▸ **Problem to solve**
Scan the lines below for the string "essere" and report how many lines contain it, giving only the number.

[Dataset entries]

....

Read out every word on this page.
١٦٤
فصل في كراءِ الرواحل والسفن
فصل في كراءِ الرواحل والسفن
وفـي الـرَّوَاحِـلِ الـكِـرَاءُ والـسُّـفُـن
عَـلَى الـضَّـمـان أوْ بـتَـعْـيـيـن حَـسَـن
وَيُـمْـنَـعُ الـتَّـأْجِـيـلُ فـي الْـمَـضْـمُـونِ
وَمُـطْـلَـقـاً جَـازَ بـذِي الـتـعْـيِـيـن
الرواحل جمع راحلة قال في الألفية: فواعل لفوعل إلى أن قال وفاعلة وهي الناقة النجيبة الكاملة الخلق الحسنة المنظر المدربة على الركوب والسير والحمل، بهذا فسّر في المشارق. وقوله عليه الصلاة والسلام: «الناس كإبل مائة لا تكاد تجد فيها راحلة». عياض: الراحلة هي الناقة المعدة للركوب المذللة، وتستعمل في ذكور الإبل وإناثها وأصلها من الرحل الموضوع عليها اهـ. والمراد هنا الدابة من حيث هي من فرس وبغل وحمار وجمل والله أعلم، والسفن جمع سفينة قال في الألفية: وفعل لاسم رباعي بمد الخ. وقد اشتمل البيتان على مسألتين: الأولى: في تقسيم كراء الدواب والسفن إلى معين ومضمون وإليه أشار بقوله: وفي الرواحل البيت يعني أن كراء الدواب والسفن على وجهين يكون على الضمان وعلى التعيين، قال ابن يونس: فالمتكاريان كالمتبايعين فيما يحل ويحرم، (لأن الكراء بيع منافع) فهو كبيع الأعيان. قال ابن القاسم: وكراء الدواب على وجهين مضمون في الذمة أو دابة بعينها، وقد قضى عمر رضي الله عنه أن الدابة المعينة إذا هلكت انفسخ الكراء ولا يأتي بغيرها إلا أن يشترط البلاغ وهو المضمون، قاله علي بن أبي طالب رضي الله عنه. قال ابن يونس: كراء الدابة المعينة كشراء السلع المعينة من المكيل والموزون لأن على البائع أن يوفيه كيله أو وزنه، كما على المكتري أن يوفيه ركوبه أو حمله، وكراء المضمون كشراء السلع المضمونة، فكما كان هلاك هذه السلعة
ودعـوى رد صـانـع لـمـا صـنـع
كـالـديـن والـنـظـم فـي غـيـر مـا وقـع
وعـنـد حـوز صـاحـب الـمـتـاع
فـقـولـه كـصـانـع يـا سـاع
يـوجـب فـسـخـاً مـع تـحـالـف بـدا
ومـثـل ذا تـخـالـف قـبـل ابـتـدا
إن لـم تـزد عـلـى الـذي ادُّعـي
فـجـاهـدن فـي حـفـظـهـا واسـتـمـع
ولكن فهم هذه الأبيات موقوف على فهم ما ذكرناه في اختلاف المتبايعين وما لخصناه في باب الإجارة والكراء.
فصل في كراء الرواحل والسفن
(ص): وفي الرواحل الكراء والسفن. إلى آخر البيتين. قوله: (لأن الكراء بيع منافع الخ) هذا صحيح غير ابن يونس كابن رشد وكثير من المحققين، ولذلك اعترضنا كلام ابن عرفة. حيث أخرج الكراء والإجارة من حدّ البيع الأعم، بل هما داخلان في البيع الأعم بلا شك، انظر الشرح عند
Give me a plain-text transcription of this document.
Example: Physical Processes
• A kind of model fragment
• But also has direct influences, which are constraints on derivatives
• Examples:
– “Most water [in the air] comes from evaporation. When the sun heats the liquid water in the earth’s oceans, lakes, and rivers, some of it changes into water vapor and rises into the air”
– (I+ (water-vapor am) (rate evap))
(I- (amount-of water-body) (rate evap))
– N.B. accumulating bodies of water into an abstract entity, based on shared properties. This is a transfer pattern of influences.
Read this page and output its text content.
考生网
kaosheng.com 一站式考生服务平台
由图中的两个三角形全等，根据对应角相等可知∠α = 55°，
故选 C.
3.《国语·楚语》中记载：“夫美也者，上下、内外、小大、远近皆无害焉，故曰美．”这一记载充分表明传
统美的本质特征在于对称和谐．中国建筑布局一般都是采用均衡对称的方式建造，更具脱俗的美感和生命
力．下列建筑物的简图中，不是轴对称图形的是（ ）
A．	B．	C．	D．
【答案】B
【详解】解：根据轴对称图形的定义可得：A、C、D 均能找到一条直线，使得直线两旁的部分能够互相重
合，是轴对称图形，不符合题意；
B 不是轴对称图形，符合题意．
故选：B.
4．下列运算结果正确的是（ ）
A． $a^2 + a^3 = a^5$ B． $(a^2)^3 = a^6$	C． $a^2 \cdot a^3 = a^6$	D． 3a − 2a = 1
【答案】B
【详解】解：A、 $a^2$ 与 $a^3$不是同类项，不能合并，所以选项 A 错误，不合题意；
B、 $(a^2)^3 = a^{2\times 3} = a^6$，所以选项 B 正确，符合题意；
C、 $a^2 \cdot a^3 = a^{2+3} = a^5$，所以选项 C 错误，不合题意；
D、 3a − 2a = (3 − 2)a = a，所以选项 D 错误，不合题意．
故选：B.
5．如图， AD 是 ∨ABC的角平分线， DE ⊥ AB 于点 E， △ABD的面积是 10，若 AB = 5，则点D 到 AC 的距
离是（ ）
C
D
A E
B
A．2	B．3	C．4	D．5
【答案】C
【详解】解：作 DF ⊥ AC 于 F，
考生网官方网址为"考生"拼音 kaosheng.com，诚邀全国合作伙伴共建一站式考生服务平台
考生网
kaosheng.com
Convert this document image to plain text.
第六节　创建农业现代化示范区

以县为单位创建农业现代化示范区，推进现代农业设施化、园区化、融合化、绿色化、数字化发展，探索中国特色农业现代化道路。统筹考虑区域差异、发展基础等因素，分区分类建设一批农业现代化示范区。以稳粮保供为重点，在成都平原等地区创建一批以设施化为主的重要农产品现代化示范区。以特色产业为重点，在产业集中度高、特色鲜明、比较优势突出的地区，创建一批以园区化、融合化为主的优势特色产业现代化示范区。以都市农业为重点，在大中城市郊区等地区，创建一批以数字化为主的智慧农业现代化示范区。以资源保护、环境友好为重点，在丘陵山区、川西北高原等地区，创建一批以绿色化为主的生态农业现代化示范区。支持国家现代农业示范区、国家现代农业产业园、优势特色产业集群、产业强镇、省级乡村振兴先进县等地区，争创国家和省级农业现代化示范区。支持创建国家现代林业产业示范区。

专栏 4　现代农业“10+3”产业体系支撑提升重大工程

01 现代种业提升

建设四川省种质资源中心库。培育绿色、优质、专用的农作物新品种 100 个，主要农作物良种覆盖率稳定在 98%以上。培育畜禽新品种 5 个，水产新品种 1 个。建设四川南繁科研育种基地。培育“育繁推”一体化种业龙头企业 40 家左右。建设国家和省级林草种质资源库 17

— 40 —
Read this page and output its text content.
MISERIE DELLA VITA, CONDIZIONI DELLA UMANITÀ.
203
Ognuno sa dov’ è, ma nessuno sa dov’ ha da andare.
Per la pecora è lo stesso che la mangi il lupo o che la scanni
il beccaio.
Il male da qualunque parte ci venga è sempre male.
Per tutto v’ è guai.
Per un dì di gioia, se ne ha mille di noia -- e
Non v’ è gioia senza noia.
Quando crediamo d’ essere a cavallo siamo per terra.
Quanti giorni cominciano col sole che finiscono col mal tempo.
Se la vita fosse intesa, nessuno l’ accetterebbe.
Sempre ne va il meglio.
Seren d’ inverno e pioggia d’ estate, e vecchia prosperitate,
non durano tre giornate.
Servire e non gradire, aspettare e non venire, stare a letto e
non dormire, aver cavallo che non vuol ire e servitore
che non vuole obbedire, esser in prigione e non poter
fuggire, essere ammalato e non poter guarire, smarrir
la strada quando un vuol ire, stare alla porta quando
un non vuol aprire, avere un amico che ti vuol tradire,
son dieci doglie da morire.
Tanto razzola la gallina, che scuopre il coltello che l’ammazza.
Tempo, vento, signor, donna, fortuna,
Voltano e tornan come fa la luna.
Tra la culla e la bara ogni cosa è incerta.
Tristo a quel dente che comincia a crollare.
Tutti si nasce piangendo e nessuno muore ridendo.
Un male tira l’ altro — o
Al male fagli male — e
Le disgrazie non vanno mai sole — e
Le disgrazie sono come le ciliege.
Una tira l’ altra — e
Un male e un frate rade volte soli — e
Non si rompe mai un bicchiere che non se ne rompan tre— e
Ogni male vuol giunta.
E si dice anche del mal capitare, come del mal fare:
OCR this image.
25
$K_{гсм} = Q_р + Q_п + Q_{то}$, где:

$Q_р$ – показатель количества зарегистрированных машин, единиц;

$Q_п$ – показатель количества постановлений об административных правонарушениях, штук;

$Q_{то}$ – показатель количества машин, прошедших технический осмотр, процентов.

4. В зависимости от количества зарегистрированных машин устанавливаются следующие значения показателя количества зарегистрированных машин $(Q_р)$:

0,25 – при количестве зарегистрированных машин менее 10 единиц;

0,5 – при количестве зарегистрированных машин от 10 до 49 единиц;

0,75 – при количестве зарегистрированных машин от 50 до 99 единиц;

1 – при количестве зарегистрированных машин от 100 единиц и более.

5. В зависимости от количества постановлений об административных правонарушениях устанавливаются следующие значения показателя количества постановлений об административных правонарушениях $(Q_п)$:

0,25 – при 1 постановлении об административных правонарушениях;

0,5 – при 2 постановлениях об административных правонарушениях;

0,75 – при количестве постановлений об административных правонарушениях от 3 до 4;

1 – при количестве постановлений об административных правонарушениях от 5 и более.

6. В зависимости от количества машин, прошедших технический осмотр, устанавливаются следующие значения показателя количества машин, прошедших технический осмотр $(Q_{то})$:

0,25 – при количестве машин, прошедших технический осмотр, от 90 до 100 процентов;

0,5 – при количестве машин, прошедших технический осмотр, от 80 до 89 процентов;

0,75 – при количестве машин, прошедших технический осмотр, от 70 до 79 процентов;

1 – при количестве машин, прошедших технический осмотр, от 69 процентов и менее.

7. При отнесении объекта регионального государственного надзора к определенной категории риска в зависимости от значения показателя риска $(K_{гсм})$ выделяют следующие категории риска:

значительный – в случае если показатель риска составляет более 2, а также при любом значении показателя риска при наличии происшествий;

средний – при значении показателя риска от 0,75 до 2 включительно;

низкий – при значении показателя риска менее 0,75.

....

▸ **Correct result**
2